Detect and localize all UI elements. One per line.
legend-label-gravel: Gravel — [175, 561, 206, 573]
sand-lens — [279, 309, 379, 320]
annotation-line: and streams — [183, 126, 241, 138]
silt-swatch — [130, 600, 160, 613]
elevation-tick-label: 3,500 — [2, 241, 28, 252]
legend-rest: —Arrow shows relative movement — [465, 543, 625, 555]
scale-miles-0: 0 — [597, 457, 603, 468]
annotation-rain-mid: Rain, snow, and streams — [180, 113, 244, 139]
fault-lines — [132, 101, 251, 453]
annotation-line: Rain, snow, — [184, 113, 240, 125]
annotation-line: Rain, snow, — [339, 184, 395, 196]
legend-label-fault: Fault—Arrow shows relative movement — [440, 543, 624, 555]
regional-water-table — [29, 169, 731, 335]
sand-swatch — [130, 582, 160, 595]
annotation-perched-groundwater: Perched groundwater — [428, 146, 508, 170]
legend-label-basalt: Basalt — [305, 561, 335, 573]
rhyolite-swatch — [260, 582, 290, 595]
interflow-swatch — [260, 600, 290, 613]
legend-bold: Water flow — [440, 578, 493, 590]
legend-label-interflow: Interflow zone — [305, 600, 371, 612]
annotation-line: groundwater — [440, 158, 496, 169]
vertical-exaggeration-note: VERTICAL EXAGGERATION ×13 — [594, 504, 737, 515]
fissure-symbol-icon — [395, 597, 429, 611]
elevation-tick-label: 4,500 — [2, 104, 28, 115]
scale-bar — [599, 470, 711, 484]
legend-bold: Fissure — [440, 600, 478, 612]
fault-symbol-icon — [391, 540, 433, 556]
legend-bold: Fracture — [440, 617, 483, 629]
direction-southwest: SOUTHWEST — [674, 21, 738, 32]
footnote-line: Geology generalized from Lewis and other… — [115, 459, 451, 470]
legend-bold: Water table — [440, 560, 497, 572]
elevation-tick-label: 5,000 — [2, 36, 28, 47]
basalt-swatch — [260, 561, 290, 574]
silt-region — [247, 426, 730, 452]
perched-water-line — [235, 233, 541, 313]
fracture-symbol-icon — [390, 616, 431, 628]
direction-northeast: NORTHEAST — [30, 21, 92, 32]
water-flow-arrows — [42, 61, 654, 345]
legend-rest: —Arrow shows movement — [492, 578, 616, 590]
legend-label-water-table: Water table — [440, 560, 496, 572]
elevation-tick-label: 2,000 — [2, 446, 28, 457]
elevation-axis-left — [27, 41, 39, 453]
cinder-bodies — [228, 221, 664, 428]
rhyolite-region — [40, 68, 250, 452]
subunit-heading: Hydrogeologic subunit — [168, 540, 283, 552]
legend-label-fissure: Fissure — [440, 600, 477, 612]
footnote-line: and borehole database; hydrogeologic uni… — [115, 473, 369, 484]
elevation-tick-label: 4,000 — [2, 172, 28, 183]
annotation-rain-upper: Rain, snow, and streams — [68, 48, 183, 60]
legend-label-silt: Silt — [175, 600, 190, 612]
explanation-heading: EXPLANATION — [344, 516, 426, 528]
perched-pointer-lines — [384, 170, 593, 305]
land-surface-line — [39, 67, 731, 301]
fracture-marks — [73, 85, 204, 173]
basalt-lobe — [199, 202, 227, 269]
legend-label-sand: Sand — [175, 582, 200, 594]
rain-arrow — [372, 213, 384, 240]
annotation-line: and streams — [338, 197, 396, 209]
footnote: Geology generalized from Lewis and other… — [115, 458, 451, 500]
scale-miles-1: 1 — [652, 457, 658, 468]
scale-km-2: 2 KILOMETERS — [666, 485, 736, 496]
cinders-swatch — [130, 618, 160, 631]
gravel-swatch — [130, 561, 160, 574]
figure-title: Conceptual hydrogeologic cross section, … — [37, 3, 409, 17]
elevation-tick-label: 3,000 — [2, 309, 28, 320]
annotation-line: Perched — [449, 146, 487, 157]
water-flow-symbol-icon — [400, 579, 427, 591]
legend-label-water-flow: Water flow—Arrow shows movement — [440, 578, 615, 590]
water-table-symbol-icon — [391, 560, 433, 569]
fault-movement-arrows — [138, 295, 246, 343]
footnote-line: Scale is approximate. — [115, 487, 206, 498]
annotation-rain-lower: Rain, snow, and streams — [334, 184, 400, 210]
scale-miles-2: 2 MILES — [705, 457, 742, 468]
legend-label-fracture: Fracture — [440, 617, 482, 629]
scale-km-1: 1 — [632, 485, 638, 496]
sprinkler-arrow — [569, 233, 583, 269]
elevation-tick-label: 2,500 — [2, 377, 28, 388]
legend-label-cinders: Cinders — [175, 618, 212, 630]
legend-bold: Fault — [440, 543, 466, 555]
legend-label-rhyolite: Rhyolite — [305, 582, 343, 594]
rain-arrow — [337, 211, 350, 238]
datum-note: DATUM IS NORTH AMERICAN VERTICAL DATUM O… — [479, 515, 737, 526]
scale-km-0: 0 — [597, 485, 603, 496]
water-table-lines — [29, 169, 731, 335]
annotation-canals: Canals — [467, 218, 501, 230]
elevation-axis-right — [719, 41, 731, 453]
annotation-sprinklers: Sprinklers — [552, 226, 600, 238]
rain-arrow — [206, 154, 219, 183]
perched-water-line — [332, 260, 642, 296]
*****
→ DO THIS
Arrange every line of the material above as a Markdown table with two columns, Row and Entry, numbering the rows in order and omitting any blank lines.

→ ANSWER FOR THE TASK
| Row | Entry |
|---|---|
| 1 | Detect and localize all UI elements. One per line. |
| 2 | legend-label-gravel: Gravel — [175, 561, 206, 573] |
| 3 | sand-lens — [279, 309, 379, 320] |
| 4 | annotation-line: and streams — [183, 126, 241, 138] |
| 5 | silt-swatch — [130, 600, 160, 613] |
| 6 | elevation-tick-label: 3,500 — [2, 241, 28, 252] |
| 7 | legend-rest: —Arrow shows relative movement — [465, 543, 625, 555] |
| 8 | scale-miles-0: 0 — [597, 457, 603, 468] |
| 9 | annotation-rain-mid: Rain, snow, and streams — [180, 113, 244, 139] |
| 10 | fault-lines — [132, 101, 251, 453] |
| 11 | annotation-line: Rain, snow, — [184, 113, 240, 125] |
| 12 | annotation-line: Rain, snow, — [339, 184, 395, 196] |
| 13 | legend-label-fault: Fault—Arrow shows relative movement — [440, 543, 624, 555] |
| 14 | regional-water-table — [29, 169, 731, 335] |
| 15 | sand-swatch — [130, 582, 160, 595] |
| 16 | annotation-perched-groundwater: Perched groundwater — [428, 146, 508, 170] |
| 17 | legend-label-basalt: Basalt — [305, 561, 335, 573] |
| 18 | rhyolite-swatch — [260, 582, 290, 595] |
| 19 | interflow-swatch — [260, 600, 290, 613] |
| 20 | legend-bold: Water flow — [440, 578, 493, 590] |
| 21 | legend-label-interflow: Interflow zone — [305, 600, 371, 612] |
| 22 | annotation-line: groundwater — [440, 158, 496, 169] |
| 23 | vertical-exaggeration-note: VERTICAL EXAGGERATION ×13 — [594, 504, 737, 515] |
| 24 | fissure-symbol-icon — [395, 597, 429, 611] |
| 25 | elevation-tick-label: 4,500 — [2, 104, 28, 115] |
| 26 | scale-bar — [599, 470, 711, 484] |
| 27 | legend-bold: Fissure — [440, 600, 478, 612] |
| 28 | fault-symbol-icon — [391, 540, 433, 556] |
| 29 | legend-bold: Fracture — [440, 617, 483, 629] |
| 30 | direction-southwest: SOUTHWEST — [674, 21, 738, 32] |
| 31 | footnote-line: Geology generalized from Lewis and other… — [115, 459, 451, 470] |
| 32 | legend-bold: Water table — [440, 560, 497, 572] |
| 33 | elevation-tick-label: 5,000 — [2, 36, 28, 47] |
| 34 | basalt-swatch — [260, 561, 290, 574] |
| 35 | silt-region — [247, 426, 730, 452] |
| 36 | perched-water-line — [235, 233, 541, 313] |
| 37 | fracture-symbol-icon — [390, 616, 431, 628] |
| 38 | direction-northeast: NORTHEAST — [30, 21, 92, 32] |
| 39 | water-flow-arrows — [42, 61, 654, 345] |
| 40 | legend-rest: —Arrow shows movement — [492, 578, 616, 590] |
| 41 | legend-label-water-table: Water table — [440, 560, 496, 572] |
| 42 | elevation-tick-label: 2,000 — [2, 446, 28, 457] |
| 43 | elevation-axis-left — [27, 41, 39, 453] |
| 44 | cinder-bodies — [228, 221, 664, 428] |
| 45 | rhyolite-region — [40, 68, 250, 452] |
| 46 | subunit-heading: Hydrogeologic subunit — [168, 540, 283, 552] |
| 47 | legend-label-fissure: Fissure — [440, 600, 477, 612] |
| 48 | footnote-line: and borehole database; hydrogeologic uni… — [115, 473, 369, 484] |
| 49 | elevation-tick-label: 4,000 — [2, 172, 28, 183] |
| 50 | annotation-rain-upper: Rain, snow, and streams — [68, 48, 183, 60] |
| 51 | legend-label-silt: Silt — [175, 600, 190, 612] |
| 52 | explanation-heading: EXPLANATION — [344, 516, 426, 528] |
| 53 | perched-pointer-lines — [384, 170, 593, 305] |
| 54 | land-surface-line — [39, 67, 731, 301] |
| 55 | fracture-marks — [73, 85, 204, 173] |
| 56 | basalt-lobe — [199, 202, 227, 269] |
| 57 | legend-label-sand: Sand — [175, 582, 200, 594] |
| 58 | rain-arrow — [372, 213, 384, 240] |
| 59 | annotation-line: and streams — [338, 197, 396, 209] |
| 60 | footnote: Geology generalized from Lewis and other… — [115, 458, 451, 500] |
| 61 | scale-miles-1: 1 — [652, 457, 658, 468] |
| 62 | scale-km-2: 2 KILOMETERS — [666, 485, 736, 496] |
| 63 | cinders-swatch — [130, 618, 160, 631] |
| 64 | gravel-swatch — [130, 561, 160, 574] |
| 65 | figure-title: Conceptual hydrogeologic cross section, … — [37, 3, 409, 17] |
| 66 | elevation-tick-label: 3,000 — [2, 309, 28, 320] |
| 67 | annotation-line: Perched — [449, 146, 487, 157] |
| 68 | water-flow-symbol-icon — [400, 579, 427, 591] |
| 69 | legend-label-water-flow: Water flow—Arrow shows movement — [440, 578, 615, 590] |
| 70 | water-table-symbol-icon — [391, 560, 433, 569] |
| 71 | fault-movement-arrows — [138, 295, 246, 343] |
| 72 | footnote-line: Scale is approximate. — [115, 487, 206, 498] |
| 73 | annotation-rain-lower: Rain, snow, and streams — [334, 184, 400, 210] |
| 74 | scale-miles-2: 2 MILES — [705, 457, 742, 468] |
| 75 | legend-label-fracture: Fracture — [440, 617, 482, 629] |
| 76 | scale-km-1: 1 — [632, 485, 638, 496] |
| 77 | sprinkler-arrow — [569, 233, 583, 269] |
| 78 | elevation-tick-label: 2,500 — [2, 377, 28, 388] |
| 79 | legend-label-cinders: Cinders — [175, 618, 212, 630] |
| 80 | legend-bold: Fault — [440, 543, 466, 555] |
| 81 | legend-label-rhyolite: Rhyolite — [305, 582, 343, 594] |
| 82 | rain-arrow — [337, 211, 350, 238] |
| 83 | datum-note: DATUM IS NORTH AMERICAN VERTICAL DATUM O… — [479, 515, 737, 526] |
| 84 | scale-km-0: 0 — [597, 485, 603, 496] |
| 85 | water-table-lines — [29, 169, 731, 335] |
| 86 | annotation-canals: Canals — [467, 218, 501, 230] |
| 87 | elevation-axis-right — [719, 41, 731, 453] |
| 88 | annotation-sprinklers: Sprinklers — [552, 226, 600, 238] |
| 89 | rain-arrow — [206, 154, 219, 183] |
| 90 | perched-water-line — [332, 260, 642, 296] |